• Data for this exercise:
--------------------

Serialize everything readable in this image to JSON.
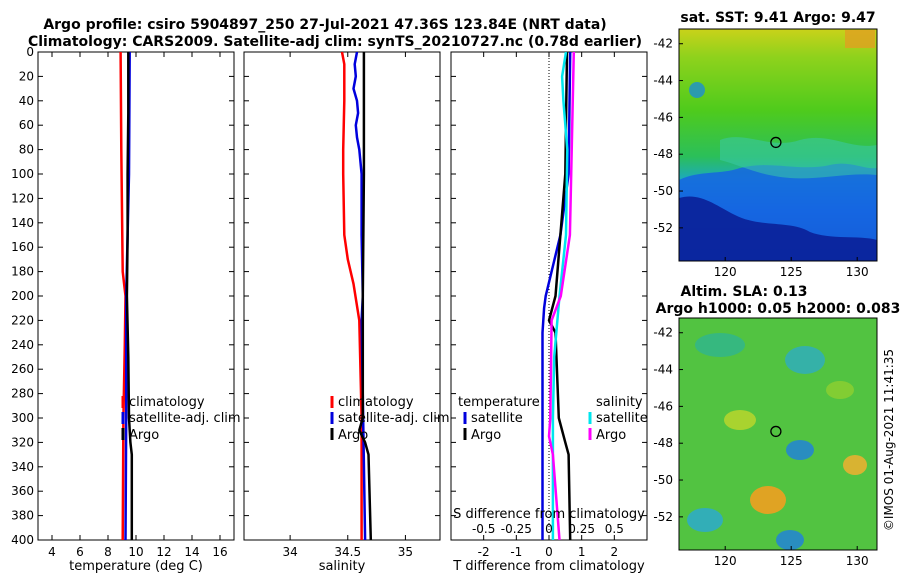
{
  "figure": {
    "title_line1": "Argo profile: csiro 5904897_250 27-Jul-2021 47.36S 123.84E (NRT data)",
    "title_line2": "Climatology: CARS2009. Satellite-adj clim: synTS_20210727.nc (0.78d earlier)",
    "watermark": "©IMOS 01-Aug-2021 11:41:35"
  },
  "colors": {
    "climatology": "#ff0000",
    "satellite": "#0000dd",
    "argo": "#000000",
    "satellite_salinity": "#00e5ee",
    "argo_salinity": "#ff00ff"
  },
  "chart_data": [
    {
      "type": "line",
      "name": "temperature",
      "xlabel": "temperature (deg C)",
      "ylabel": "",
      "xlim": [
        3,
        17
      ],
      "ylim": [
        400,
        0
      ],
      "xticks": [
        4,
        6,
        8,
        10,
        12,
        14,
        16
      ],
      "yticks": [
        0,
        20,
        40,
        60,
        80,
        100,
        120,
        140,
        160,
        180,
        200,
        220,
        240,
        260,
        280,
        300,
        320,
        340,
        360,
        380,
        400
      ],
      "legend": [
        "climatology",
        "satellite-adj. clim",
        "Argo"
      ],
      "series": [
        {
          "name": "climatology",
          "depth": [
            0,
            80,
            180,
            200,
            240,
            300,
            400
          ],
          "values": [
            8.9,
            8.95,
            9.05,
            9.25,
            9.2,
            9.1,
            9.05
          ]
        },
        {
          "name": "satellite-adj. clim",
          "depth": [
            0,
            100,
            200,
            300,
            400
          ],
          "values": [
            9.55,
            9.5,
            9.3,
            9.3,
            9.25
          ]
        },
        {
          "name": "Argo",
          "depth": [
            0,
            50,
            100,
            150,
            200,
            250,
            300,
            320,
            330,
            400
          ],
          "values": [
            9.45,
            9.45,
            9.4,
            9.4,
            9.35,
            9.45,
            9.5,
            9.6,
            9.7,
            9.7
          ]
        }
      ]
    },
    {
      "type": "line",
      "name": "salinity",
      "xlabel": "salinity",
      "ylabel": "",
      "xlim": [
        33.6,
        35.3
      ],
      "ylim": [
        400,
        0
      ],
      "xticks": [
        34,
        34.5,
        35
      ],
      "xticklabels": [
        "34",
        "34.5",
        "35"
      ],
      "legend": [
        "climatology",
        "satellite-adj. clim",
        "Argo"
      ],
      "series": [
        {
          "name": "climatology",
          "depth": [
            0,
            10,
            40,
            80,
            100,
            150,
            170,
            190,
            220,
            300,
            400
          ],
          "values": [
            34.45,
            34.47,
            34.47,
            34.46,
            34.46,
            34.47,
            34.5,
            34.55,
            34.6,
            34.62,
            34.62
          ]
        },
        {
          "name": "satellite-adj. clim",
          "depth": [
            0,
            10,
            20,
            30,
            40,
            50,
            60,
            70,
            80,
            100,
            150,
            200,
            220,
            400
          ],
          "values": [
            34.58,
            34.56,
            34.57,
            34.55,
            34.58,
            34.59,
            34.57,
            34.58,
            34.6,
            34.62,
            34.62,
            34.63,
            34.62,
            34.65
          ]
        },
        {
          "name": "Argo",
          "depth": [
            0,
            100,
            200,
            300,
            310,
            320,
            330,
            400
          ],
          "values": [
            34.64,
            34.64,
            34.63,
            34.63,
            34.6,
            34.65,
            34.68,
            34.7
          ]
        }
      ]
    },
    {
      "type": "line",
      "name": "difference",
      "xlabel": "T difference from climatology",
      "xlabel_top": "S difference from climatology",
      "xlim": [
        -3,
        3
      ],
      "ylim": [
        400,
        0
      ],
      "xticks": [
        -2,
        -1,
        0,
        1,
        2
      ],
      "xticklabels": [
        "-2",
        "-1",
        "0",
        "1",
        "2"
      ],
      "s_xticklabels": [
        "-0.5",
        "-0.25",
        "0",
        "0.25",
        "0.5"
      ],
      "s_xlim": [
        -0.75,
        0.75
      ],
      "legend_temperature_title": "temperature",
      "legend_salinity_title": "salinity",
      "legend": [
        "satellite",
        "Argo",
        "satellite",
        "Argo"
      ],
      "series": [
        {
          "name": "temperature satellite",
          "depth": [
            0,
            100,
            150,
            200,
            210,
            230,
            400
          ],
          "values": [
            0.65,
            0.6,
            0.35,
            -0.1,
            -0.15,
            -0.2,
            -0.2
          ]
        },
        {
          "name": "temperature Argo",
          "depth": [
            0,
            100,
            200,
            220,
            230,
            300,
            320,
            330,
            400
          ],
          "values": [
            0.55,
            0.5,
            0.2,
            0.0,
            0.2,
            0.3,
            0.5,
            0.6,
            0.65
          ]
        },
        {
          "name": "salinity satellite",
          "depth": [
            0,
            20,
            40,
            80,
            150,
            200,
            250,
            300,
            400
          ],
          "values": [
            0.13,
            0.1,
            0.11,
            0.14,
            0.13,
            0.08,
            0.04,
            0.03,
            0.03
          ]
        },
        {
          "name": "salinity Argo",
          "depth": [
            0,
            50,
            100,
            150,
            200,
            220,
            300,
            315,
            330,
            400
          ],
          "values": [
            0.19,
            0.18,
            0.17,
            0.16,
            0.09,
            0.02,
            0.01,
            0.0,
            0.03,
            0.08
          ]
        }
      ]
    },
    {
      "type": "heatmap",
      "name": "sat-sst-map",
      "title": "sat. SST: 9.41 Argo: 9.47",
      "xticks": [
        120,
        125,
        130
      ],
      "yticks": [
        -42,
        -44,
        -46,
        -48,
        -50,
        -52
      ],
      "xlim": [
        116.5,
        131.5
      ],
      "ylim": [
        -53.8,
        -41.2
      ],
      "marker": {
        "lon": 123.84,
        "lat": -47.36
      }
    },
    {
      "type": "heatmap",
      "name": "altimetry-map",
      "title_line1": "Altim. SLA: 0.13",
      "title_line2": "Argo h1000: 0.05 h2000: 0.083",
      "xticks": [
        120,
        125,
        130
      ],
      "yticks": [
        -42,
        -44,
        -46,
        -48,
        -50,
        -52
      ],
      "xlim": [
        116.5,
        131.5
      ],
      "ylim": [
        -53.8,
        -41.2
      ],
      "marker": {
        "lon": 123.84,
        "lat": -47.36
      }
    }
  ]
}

--------------------

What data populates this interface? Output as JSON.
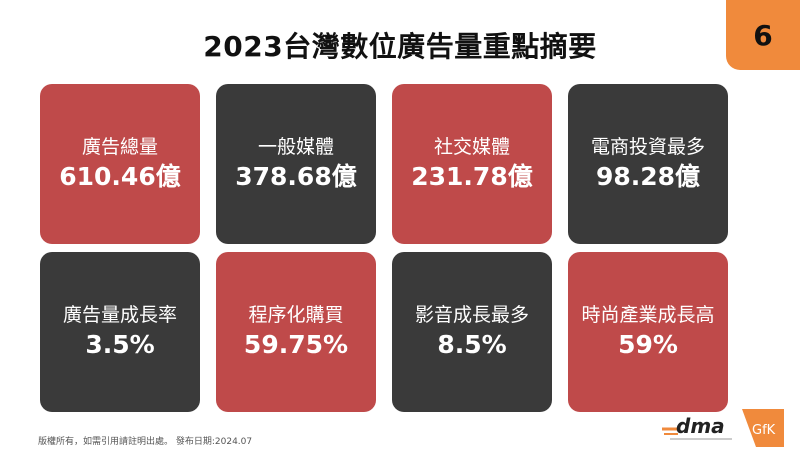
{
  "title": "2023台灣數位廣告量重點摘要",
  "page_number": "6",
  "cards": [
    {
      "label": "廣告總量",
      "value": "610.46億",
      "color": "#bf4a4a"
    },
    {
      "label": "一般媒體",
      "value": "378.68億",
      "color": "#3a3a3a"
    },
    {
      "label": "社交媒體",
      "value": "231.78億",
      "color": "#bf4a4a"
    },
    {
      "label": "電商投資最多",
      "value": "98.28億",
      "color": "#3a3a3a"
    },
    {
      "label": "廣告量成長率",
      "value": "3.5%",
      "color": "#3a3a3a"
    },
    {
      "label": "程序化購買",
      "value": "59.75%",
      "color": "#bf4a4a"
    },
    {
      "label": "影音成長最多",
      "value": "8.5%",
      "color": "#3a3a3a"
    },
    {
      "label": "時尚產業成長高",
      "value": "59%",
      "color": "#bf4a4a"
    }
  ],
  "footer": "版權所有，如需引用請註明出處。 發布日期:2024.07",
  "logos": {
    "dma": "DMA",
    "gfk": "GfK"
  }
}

--------------------

Only the number should be given: how many lines of the data contain the word "temperature"?

• Solution to the exercise: 5